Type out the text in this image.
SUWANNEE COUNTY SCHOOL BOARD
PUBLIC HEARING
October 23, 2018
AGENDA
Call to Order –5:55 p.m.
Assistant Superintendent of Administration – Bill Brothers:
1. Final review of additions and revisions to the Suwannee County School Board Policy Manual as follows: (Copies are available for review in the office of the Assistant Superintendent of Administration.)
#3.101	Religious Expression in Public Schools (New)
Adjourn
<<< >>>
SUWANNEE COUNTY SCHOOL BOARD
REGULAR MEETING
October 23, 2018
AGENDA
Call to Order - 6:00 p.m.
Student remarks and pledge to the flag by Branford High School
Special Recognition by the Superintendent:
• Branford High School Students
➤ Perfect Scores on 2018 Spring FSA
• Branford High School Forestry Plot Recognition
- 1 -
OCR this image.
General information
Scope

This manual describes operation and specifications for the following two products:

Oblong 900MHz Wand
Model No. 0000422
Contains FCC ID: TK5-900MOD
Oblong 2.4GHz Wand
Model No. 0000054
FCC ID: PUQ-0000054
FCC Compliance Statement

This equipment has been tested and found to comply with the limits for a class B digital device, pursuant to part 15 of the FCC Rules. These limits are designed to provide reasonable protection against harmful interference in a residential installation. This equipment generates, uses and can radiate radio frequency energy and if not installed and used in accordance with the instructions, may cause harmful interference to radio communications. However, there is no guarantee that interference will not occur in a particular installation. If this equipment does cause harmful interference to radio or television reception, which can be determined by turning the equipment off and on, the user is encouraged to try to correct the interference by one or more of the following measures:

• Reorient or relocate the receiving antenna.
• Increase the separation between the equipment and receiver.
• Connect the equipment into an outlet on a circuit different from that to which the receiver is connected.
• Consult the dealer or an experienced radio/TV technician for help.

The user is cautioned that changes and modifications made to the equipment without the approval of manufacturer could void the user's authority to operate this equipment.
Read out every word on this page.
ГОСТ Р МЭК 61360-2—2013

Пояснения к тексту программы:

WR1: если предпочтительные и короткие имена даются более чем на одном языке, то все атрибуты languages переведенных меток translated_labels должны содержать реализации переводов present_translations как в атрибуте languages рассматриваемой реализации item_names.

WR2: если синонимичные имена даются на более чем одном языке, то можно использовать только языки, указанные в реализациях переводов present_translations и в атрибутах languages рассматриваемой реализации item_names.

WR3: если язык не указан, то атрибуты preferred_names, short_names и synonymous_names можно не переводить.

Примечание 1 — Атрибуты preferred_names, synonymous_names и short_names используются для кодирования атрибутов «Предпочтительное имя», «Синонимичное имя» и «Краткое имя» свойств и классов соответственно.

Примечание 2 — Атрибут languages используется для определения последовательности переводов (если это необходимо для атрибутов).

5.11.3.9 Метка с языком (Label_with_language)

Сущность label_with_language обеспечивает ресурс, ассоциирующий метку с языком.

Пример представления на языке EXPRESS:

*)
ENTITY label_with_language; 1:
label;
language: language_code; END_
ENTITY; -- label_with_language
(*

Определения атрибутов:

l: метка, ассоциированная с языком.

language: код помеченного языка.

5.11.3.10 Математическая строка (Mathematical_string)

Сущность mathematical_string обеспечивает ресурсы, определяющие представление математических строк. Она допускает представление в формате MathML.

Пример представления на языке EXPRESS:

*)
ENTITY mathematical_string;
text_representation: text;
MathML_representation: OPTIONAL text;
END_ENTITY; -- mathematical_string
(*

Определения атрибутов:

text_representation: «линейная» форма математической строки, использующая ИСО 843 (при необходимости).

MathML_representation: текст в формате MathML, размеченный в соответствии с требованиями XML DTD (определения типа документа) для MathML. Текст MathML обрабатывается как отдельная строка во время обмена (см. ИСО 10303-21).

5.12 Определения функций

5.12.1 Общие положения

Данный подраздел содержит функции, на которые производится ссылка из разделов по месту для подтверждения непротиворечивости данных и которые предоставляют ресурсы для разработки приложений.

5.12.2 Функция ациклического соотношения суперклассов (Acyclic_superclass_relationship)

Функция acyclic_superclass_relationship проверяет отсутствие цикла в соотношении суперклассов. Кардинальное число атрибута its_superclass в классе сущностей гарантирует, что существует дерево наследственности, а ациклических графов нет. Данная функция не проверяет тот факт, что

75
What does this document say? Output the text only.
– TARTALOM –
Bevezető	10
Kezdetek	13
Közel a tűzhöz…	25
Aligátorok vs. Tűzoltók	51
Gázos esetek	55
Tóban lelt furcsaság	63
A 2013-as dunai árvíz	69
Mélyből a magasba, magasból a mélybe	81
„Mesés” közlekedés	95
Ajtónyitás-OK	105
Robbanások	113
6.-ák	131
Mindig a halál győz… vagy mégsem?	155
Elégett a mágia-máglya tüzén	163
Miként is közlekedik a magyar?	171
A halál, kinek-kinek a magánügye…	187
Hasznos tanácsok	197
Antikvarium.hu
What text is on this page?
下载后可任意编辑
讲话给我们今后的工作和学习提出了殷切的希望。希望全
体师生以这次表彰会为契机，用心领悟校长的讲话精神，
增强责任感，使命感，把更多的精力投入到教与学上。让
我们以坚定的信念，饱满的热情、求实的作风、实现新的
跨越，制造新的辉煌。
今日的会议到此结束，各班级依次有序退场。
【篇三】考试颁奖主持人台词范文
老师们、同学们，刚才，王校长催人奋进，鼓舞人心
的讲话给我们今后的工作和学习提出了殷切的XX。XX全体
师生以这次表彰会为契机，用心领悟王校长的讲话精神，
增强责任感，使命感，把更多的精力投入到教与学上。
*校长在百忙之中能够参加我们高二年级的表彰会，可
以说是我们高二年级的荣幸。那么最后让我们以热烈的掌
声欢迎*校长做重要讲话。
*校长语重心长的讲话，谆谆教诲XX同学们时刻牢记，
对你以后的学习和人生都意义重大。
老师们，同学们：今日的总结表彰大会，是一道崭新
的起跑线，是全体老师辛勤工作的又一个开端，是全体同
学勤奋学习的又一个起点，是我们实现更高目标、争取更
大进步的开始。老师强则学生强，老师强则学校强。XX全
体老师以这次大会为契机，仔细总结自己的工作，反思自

Work to complete:
Select every line in the records above that contains the word "Superintendent".

Solution for this problem:
Assistant Superintendent of Administration – Bill Brothers:
1. Final review of additions and revisions to the Suwannee County School Board Policy Manual as follows: (Copies are available for review in the office of the Assistant Superintendent of Administration.)
Special Recognition by the Superintendent:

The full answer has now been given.